* **Written problem**:
Write out all entries word for word.

* **Dataset content**:
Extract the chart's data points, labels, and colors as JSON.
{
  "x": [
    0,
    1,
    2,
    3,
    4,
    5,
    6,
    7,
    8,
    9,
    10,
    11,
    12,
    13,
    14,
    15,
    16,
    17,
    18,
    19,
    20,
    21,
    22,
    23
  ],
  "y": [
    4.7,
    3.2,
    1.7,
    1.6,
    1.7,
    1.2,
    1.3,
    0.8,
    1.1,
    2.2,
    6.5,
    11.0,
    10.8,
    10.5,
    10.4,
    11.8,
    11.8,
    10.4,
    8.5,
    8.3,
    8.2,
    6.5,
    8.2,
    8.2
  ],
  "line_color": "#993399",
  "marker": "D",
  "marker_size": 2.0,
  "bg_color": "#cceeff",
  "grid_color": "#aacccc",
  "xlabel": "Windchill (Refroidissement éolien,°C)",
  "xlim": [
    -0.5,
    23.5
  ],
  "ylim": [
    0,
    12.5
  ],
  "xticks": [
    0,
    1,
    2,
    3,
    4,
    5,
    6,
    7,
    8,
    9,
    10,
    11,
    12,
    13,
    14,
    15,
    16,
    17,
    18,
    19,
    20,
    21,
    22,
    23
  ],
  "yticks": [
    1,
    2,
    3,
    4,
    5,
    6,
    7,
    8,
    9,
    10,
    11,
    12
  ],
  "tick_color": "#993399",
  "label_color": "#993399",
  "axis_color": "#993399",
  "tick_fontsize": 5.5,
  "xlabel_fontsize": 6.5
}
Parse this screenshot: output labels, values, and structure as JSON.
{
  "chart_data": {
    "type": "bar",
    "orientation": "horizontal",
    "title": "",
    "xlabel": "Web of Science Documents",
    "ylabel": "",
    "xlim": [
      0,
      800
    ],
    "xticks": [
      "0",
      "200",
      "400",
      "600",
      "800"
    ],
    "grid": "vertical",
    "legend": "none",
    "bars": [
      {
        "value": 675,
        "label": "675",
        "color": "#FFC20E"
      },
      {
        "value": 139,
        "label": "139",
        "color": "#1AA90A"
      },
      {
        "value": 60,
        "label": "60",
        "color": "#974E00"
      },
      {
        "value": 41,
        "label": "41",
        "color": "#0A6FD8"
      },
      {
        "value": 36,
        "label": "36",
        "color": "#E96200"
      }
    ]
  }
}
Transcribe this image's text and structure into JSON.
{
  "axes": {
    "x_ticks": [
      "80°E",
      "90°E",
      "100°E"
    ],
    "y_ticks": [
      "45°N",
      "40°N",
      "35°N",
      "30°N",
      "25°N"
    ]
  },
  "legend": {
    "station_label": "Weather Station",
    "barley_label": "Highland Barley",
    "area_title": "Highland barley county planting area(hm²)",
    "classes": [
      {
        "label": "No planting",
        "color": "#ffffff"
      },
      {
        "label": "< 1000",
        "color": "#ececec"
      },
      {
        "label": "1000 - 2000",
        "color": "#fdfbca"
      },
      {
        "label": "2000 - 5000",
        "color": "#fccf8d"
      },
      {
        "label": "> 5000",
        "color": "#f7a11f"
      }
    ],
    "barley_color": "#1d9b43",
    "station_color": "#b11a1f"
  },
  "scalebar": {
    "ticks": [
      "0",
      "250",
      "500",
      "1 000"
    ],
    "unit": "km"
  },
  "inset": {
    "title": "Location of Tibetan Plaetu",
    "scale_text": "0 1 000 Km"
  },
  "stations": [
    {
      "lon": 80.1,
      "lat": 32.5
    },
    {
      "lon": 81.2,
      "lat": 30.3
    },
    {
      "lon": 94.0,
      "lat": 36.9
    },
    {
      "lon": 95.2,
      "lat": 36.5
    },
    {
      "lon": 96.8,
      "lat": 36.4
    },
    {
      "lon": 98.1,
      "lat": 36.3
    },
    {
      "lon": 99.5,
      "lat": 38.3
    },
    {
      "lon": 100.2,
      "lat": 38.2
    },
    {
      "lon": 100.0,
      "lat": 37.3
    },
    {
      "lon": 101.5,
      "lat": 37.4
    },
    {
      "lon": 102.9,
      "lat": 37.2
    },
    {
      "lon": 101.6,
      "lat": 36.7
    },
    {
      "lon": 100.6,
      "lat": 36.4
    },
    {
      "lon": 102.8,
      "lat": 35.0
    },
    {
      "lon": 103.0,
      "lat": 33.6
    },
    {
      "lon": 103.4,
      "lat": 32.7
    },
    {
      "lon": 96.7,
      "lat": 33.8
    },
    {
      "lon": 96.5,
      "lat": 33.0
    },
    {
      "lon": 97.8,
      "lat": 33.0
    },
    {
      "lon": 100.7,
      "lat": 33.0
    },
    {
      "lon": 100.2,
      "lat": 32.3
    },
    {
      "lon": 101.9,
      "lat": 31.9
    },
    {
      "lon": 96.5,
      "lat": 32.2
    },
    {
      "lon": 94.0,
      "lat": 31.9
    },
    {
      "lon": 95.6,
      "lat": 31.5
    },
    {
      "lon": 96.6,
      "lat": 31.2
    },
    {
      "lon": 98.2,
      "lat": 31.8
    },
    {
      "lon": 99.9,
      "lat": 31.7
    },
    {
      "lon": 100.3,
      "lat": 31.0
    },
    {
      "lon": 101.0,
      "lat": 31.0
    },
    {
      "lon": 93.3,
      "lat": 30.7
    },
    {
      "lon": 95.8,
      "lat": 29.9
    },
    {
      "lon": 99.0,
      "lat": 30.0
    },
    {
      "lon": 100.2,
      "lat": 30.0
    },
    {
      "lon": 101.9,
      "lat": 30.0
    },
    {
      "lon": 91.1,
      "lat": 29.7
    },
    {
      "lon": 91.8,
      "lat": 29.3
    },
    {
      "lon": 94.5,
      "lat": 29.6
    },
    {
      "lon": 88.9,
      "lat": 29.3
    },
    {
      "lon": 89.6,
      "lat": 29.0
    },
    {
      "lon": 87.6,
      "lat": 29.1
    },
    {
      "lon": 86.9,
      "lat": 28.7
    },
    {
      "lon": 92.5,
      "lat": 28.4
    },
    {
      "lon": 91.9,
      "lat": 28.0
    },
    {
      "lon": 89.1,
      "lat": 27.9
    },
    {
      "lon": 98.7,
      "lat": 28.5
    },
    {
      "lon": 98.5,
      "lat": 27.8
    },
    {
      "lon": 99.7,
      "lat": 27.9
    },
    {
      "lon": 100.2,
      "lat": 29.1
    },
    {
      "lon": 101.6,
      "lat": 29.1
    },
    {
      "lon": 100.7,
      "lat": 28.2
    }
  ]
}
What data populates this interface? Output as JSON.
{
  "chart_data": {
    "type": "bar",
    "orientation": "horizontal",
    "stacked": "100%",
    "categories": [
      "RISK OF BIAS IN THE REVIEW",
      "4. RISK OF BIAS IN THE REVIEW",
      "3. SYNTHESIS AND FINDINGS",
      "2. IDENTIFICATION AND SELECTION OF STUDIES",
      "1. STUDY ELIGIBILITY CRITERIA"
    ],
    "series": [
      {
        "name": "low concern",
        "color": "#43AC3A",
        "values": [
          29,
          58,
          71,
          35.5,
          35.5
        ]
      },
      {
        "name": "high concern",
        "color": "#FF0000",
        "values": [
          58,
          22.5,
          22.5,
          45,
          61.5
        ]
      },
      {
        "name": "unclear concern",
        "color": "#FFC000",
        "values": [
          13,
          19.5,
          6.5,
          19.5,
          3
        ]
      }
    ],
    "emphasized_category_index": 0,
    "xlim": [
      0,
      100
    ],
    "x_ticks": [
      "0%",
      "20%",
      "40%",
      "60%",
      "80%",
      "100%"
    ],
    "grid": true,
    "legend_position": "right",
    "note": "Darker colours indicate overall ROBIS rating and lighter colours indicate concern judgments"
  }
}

* **Full output**:
Extract the chart's data points, labels, and colors as JSON.
{
  "x": [
    0,
    1,
    2,
    3,
    4,
    5,
    6,
    7,
    8,
    9,
    10,
    11,
    12,
    13,
    14,
    15,
    16,
    17,
    18,
    19,
    20,
    21,
    22,
    23
  ],
  "y": [
    4.7,
    3.2,
    1.7,
    1.6,
    1.7,
    1.2,
    1.3,
    0.8,
    1.1,
    2.2,
    6.5,
    11.0,
    10.8,
    10.5,
    10.4,
    11.8,
    11.8,
    10.4,
    8.5,
    8.3,
    8.2,
    6.5,
    8.2,
    8.2
  ],
  "line_color": "#993399",
  "marker": "D",
  "marker_size": 2.0,
  "bg_color": "#cceeff",
  "grid_color": "#aacccc",
  "xlabel": "Windchill (Refroidissement éolien,°C)",
  "xlim": [
    -0.5,
    23.5
  ],
  "ylim": [
    0,
    12.5
  ],
  "xticks": [
    0,
    1,
    2,
    3,
    4,
    5,
    6,
    7,
    8,
    9,
    10,
    11,
    12,
    13,
    14,
    15,
    16,
    17,
    18,
    19,
    20,
    21,
    22,
    23
  ],
  "yticks": [
    1,
    2,
    3,
    4,
    5,
    6,
    7,
    8,
    9,
    10,
    11,
    12
  ],
  "tick_color": "#993399",
  "label_color": "#993399",
  "axis_color": "#993399",
  "tick_fontsize": 5.5,
  "xlabel_fontsize": 6.5
}
Parse this screenshot: output labels, values, and structure as JSON.
{
  "chart_data": {
    "type": "bar",
    "orientation": "horizontal",
    "title": "",
    "xlabel": "Web of Science Documents",
    "ylabel": "",
    "xlim": [
      0,
      800
    ],
    "xticks": [
      "0",
      "200",
      "400",
      "600",
      "800"
    ],
    "grid": "vertical",
    "legend": "none",
    "bars": [
      {
        "value": 675,
        "label": "675",
        "color": "#FFC20E"
      },
      {
        "value": 139,
        "label": "139",
        "color": "#1AA90A"
      },
      {
        "value": 60,
        "label": "60",
        "color": "#974E00"
      },
      {
        "value": 41,
        "label": "41",
        "color": "#0A6FD8"
      },
      {
        "value": 36,
        "label": "36",
        "color": "#E96200"
      }
    ]
  }
}
Transcribe this image's text and structure into JSON.
{
  "axes": {
    "x_ticks": [
      "80°E",
      "90°E",
      "100°E"
    ],
    "y_ticks": [
      "45°N",
      "40°N",
      "35°N",
      "30°N",
      "25°N"
    ]
  },
  "legend": {
    "station_label": "Weather Station",
    "barley_label": "Highland Barley",
    "area_title": "Highland barley county planting area(hm²)",
    "classes": [
      {
        "label": "No planting",
        "color": "#ffffff"
      },
      {
        "label": "< 1000",
        "color": "#ececec"
      },
      {
        "label": "1000 - 2000",
        "color": "#fdfbca"
      },
      {
        "label": "2000 - 5000",
        "color": "#fccf8d"
      },
      {
        "label": "> 5000",
        "color": "#f7a11f"
      }
    ],
    "barley_color": "#1d9b43",
    "station_color": "#b11a1f"
  },
  "scalebar": {
    "ticks": [
      "0",
      "250",
      "500",
      "1 000"
    ],
    "unit": "km"
  },
  "inset": {
    "title": "Location of Tibetan Plaetu",
    "scale_text": "0 1 000 Km"
  },
  "stations": [
    {
      "lon": 80.1,
      "lat": 32.5
    },
    {
      "lon": 81.2,
      "lat": 30.3
    },
    {
      "lon": 94.0,
      "lat": 36.9
    },
    {
      "lon": 95.2,
      "lat": 36.5
    },
    {
      "lon": 96.8,
      "lat": 36.4
    },
    {
      "lon": 98.1,
      "lat": 36.3
    },
    {
      "lon": 99.5,
      "lat": 38.3
    },
    {
      "lon": 100.2,
      "lat": 38.2
    },
    {
      "lon": 100.0,
      "lat": 37.3
    },
    {
      "lon": 101.5,
      "lat": 37.4
    },
    {
      "lon": 102.9,
      "lat": 37.2
    },
    {
      "lon": 101.6,
      "lat": 36.7
    },
    {
      "lon": 100.6,
      "lat": 36.4
    },
    {
      "lon": 102.8,
      "lat": 35.0
    },
    {
      "lon": 103.0,
      "lat": 33.6
    },
    {
      "lon": 103.4,
      "lat": 32.7
    },
    {
      "lon": 96.7,
      "lat": 33.8
    },
    {
      "lon": 96.5,
      "lat": 33.0
    },
    {
      "lon": 97.8,
      "lat": 33.0
    },
    {
      "lon": 100.7,
      "lat": 33.0
    },
    {
      "lon": 100.2,
      "lat": 32.3
    },
    {
      "lon": 101.9,
      "lat": 31.9
    },
    {
      "lon": 96.5,
      "lat": 32.2
    },
    {
      "lon": 94.0,
      "lat": 31.9
    },
    {
      "lon": 95.6,
      "lat": 31.5
    },
    {
      "lon": 96.6,
      "lat": 31.2
    },
    {
      "lon": 98.2,
      "lat": 31.8
    },
    {
      "lon": 99.9,
      "lat": 31.7
    },
    {
      "lon": 100.3,
      "lat": 31.0
    },
    {
      "lon": 101.0,
      "lat": 31.0
    },
    {
      "lon": 93.3,
      "lat": 30.7
    },
    {
      "lon": 95.8,
      "lat": 29.9
    },
    {
      "lon": 99.0,
      "lat": 30.0
    },
    {
      "lon": 100.2,
      "lat": 30.0
    },
    {
      "lon": 101.9,
      "lat": 30.0
    },
    {
      "lon": 91.1,
      "lat": 29.7
    },
    {
      "lon": 91.8,
      "lat": 29.3
    },
    {
      "lon": 94.5,
      "lat": 29.6
    },
    {
      "lon": 88.9,
      "lat": 29.3
    },
    {
      "lon": 89.6,
      "lat": 29.0
    },
    {
      "lon": 87.6,
      "lat": 29.1
    },
    {
      "lon": 86.9,
      "lat": 28.7
    },
    {
      "lon": 92.5,
      "lat": 28.4
    },
    {
      "lon": 91.9,
      "lat": 28.0
    },
    {
      "lon": 89.1,
      "lat": 27.9
    },
    {
      "lon": 98.7,
      "lat": 28.5
    },
    {
      "lon": 98.5,
      "lat": 27.8
    },
    {
      "lon": 99.7,
      "lat": 27.9
    },
    {
      "lon": 100.2,
      "lat": 29.1
    },
    {
      "lon": 101.6,
      "lat": 29.1
    },
    {
      "lon": 100.7,
      "lat": 28.2
    }
  ]
}
What data populates this interface? Output as JSON.
{
  "chart_data": {
    "type": "bar",
    "orientation": "horizontal",
    "stacked": "100%",
    "categories": [
      "RISK OF BIAS IN THE REVIEW",
      "4. RISK OF BIAS IN THE REVIEW",
      "3. SYNTHESIS AND FINDINGS",
      "2. IDENTIFICATION AND SELECTION OF STUDIES",
      "1. STUDY ELIGIBILITY CRITERIA"
    ],
    "series": [
      {
        "name": "low concern",
        "color": "#43AC3A",
        "values": [
          29,
          58,
          71,
          35.5,
          35.5
        ]
      },
      {
        "name": "high concern",
        "color": "#FF0000",
        "values": [
          58,
          22.5,
          22.5,
          45,
          61.5
        ]
      },
      {
        "name": "unclear concern",
        "color": "#FFC000",
        "values": [
          13,
          19.5,
          6.5,
          19.5,
          3
        ]
      }
    ],
    "emphasized_category_index": 0,
    "xlim": [
      0,
      100
    ],
    "x_ticks": [
      "0%",
      "20%",
      "40%",
      "60%",
      "80%",
      "100%"
    ],
    "grid": true,
    "legend_position": "right",
    "note": "Darker colours indicate overall ROBIS rating and lighter colours indicate concern judgments"
  }
}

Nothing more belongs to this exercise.